→ Task goal:
Format everything from the start of the data below down to and including the line containing "spectrogram-cell [46,237,51,241]" as a Markdown table with the columns Row and Data line. Skip any blank lines.
··· Dataset extract ···
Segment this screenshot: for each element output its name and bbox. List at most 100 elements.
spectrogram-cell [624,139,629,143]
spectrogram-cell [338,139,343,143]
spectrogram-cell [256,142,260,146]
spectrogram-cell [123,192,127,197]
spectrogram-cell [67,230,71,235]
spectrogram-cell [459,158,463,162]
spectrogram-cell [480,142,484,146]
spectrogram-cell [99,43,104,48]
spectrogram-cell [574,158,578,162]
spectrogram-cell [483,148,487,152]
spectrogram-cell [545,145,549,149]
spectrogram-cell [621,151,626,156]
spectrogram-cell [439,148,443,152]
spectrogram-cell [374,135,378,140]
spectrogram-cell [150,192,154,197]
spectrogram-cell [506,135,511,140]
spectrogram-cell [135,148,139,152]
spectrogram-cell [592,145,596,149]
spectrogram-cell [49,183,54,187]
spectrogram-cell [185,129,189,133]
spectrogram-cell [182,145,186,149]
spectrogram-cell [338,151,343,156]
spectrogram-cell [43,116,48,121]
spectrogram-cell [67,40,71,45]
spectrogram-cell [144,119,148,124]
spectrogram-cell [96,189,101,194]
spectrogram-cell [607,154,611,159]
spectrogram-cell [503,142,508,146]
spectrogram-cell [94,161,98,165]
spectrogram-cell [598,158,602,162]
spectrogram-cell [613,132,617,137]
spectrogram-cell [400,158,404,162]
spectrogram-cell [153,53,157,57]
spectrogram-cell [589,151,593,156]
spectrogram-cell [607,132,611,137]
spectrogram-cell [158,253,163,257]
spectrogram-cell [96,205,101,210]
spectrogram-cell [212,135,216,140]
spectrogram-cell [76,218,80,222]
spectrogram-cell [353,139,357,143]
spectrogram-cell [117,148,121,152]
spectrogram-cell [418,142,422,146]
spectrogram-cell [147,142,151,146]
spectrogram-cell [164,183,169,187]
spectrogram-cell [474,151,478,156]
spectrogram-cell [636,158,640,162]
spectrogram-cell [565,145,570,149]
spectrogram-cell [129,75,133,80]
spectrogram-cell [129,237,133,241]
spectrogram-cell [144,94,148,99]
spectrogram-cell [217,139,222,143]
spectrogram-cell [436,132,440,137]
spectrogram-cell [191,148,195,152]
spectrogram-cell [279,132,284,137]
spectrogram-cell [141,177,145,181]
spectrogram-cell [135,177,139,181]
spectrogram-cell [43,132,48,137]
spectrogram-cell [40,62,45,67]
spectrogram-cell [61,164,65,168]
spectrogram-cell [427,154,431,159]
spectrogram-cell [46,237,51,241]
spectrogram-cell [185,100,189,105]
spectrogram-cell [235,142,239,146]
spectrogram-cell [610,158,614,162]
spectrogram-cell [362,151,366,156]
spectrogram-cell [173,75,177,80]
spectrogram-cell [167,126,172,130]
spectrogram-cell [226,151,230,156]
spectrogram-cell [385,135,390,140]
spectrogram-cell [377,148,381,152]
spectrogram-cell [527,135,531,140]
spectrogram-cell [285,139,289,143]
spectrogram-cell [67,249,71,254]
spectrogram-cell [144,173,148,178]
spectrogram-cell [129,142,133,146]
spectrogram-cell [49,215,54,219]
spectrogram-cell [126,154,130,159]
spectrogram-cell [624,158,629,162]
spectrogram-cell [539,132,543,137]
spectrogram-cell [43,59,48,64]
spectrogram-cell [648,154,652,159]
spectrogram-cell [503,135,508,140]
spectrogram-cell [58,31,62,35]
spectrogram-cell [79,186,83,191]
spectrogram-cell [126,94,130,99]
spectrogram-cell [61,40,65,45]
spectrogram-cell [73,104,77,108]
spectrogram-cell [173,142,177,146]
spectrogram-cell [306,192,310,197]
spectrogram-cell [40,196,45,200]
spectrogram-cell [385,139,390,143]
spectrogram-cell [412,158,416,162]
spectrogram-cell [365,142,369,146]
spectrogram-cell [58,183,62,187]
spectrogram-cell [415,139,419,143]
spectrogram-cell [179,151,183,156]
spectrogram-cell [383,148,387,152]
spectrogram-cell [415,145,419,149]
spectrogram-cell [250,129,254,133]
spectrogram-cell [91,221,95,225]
···
→ Response to this task:
| Row | Data line |
|---|---|
| 1 | Segment this screenshot: for each element output its name and bbox. List at most 100 elements. |
| 2 | spectrogram-cell [624,139,629,143] |
| 3 | spectrogram-cell [338,139,343,143] |
| 4 | spectrogram-cell [256,142,260,146] |
| 5 | spectrogram-cell [123,192,127,197] |
| 6 | spectrogram-cell [67,230,71,235] |
| 7 | spectrogram-cell [459,158,463,162] |
| 8 | spectrogram-cell [480,142,484,146] |
| 9 | spectrogram-cell [99,43,104,48] |
| 10 | spectrogram-cell [574,158,578,162] |
| 11 | spectrogram-cell [483,148,487,152] |
| 12 | spectrogram-cell [545,145,549,149] |
| 13 | spectrogram-cell [621,151,626,156] |
| 14 | spectrogram-cell [439,148,443,152] |
| 15 | spectrogram-cell [374,135,378,140] |
| 16 | spectrogram-cell [150,192,154,197] |
| 17 | spectrogram-cell [506,135,511,140] |
| 18 | spectrogram-cell [135,148,139,152] |
| 19 | spectrogram-cell [592,145,596,149] |
| 20 | spectrogram-cell [49,183,54,187] |
| 21 | spectrogram-cell [185,129,189,133] |
| 22 | spectrogram-cell [182,145,186,149] |
| 23 | spectrogram-cell [338,151,343,156] |
| 24 | spectrogram-cell [43,116,48,121] |
| 25 | spectrogram-cell [67,40,71,45] |
| 26 | spectrogram-cell [144,119,148,124] |
| 27 | spectrogram-cell [96,189,101,194] |
| 28 | spectrogram-cell [607,154,611,159] |
| 29 | spectrogram-cell [503,142,508,146] |
| 30 | spectrogram-cell [94,161,98,165] |
| 31 | spectrogram-cell [598,158,602,162] |
| 32 | spectrogram-cell [613,132,617,137] |
| 33 | spectrogram-cell [400,158,404,162] |
| 34 | spectrogram-cell [153,53,157,57] |
| 35 | spectrogram-cell [589,151,593,156] |
| 36 | spectrogram-cell [607,132,611,137] |
| 37 | spectrogram-cell [158,253,163,257] |
| 38 | spectrogram-cell [96,205,101,210] |
| 39 | spectrogram-cell [212,135,216,140] |
| 40 | spectrogram-cell [76,218,80,222] |
| 41 | spectrogram-cell [353,139,357,143] |
| 42 | spectrogram-cell [117,148,121,152] |
| 43 | spectrogram-cell [418,142,422,146] |
| 44 | spectrogram-cell [147,142,151,146] |
| 45 | spectrogram-cell [164,183,169,187] |
| 46 | spectrogram-cell [474,151,478,156] |
| 47 | spectrogram-cell [636,158,640,162] |
| 48 | spectrogram-cell [565,145,570,149] |
| 49 | spectrogram-cell [129,75,133,80] |
| 50 | spectrogram-cell [129,237,133,241] |
| 51 | spectrogram-cell [144,94,148,99] |
| 52 | spectrogram-cell [217,139,222,143] |
| 53 | spectrogram-cell [436,132,440,137] |
| 54 | spectrogram-cell [191,148,195,152] |
| 55 | spectrogram-cell [279,132,284,137] |
| 56 | spectrogram-cell [141,177,145,181] |
| 57 | spectrogram-cell [135,177,139,181] |
| 58 | spectrogram-cell [43,132,48,137] |
| 59 | spectrogram-cell [40,62,45,67] |
| 60 | spectrogram-cell [61,164,65,168] |
| 61 | spectrogram-cell [427,154,431,159] |
| 62 | spectrogram-cell [46,237,51,241] |